DOCUMENT SEGMENT:
Sergei Tretyakov was a Russian poet, playwright, journalist and cultural worker. Born in Latvia in 1892, he first made his mark as a Futurist poet before World War I. After the 1917 Bolshevik revolution, Tretyakov found himself in the Far East of the country, fighting with the Red Partisans around Vladivostok. He only escaped by fleeing to China.

He returned to Moscow in 1922, where he joined the editorial team of Vladimir Mayakovsky’s LEF magazine. He also worked closely with the two most prominent revolutionary theatre directors, Vsevolod Meyerhold and Sergei Eisenstein. He created a series of sharp, agitational pieces for both these directors, but in 1924 he returned to China for eighteen months as Professor of Russian Literature at the University of Beijing.

From this experience he created perhaps his two most popular works, the play Roar, China! and the ‘bio-interview’, Chinese Testament. Both these works found audiences and readers not only in Russia but very widely across the world. His next, and perhaps most important play, I Want a Baby, was banned by the censors despite Meyerhold’s ardent support.

REQUIREMENTS:
A. Copy the passage on Sergei Tretyakov word for word, from "From this experience" to "Meyerhold’s ardent support.".
B. For each statement, decide whether the passage on Sergei Tretyakov supports it, answering yes or no and quoting the words that settle it: (i) Tretyakov was born in Latvia in 1892. (ii) He spent three years as a professor at the University of Beijing. (iii) The censors banned I Want a Baby even though Meyerhold backed it.
None of this material is needed.

Bounding box entries:

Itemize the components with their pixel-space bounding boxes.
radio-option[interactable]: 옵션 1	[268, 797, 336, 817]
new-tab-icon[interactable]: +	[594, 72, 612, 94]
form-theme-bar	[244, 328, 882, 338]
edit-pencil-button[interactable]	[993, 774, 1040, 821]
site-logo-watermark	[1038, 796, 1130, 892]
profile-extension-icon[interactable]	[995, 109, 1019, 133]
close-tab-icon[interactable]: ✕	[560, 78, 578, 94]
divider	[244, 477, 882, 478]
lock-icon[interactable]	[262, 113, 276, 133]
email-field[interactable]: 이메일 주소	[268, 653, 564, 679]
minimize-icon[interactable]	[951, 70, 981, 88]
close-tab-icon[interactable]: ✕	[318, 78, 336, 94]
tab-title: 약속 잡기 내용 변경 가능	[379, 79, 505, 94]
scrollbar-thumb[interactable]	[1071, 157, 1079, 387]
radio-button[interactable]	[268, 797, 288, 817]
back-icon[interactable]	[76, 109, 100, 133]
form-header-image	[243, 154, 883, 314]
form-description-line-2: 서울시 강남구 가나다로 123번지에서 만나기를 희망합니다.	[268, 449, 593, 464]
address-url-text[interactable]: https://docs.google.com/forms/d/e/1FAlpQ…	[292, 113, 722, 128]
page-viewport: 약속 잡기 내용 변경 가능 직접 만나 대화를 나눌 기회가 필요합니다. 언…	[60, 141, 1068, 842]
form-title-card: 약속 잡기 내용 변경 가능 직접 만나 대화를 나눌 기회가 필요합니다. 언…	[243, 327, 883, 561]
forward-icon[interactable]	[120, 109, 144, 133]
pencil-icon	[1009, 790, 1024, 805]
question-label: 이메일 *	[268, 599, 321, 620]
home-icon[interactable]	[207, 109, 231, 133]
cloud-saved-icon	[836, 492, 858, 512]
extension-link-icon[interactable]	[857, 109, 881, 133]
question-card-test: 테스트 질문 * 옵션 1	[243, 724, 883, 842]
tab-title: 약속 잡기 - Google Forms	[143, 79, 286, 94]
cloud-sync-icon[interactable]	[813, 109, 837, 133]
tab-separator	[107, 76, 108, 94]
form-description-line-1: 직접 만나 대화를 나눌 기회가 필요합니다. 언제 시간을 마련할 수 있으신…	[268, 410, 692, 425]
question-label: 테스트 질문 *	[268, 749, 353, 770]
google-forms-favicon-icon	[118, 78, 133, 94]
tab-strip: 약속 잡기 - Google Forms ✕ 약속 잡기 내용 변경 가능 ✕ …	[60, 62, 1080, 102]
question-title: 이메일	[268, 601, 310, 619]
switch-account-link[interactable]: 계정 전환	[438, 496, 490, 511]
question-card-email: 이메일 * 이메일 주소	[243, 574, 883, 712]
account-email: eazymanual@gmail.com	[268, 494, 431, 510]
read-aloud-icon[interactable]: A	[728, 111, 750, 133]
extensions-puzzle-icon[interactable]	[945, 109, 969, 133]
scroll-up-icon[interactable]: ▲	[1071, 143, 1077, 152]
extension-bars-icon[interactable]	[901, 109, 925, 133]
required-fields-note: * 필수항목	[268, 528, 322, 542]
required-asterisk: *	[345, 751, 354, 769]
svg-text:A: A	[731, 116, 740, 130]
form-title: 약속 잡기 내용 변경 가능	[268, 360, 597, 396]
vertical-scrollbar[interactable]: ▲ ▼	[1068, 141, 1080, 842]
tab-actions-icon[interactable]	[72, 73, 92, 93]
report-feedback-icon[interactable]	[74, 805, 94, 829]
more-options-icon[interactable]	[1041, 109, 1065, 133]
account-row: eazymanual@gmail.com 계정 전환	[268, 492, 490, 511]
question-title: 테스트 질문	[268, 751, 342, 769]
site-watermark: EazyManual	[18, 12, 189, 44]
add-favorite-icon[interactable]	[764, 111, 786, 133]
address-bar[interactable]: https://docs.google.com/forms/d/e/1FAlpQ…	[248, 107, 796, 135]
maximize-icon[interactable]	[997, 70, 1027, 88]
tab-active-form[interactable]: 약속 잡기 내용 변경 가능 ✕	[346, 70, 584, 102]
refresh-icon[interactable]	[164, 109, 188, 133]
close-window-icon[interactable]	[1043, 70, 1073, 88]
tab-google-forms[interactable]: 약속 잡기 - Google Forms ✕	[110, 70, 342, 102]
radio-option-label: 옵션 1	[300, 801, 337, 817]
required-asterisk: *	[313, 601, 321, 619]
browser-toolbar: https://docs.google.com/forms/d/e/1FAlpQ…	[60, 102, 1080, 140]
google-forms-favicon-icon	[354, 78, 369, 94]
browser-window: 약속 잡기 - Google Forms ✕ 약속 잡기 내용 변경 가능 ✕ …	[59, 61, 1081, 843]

SOLUTIONS TO EACH TASK:
A.
From this experience he created perhaps his two most popular works, the play Roar, China! and the ‘bio-interview’, Chinese Testament. Both these works found audiences and readers not only in Russia but very widely across the world. His next, and perhaps most important play, I Want a Baby, was banned by the censors despite Meyerhold’s ardent support.

B.
(i) Yes: "Born in Latvia in 1892"
(ii) No: "in 1924 he returned to China for eighteen months as Professor of Russian Literature at the University of Beijing"
(iii) Yes: "was banned by the censors despite Meyerhold’s ardent support"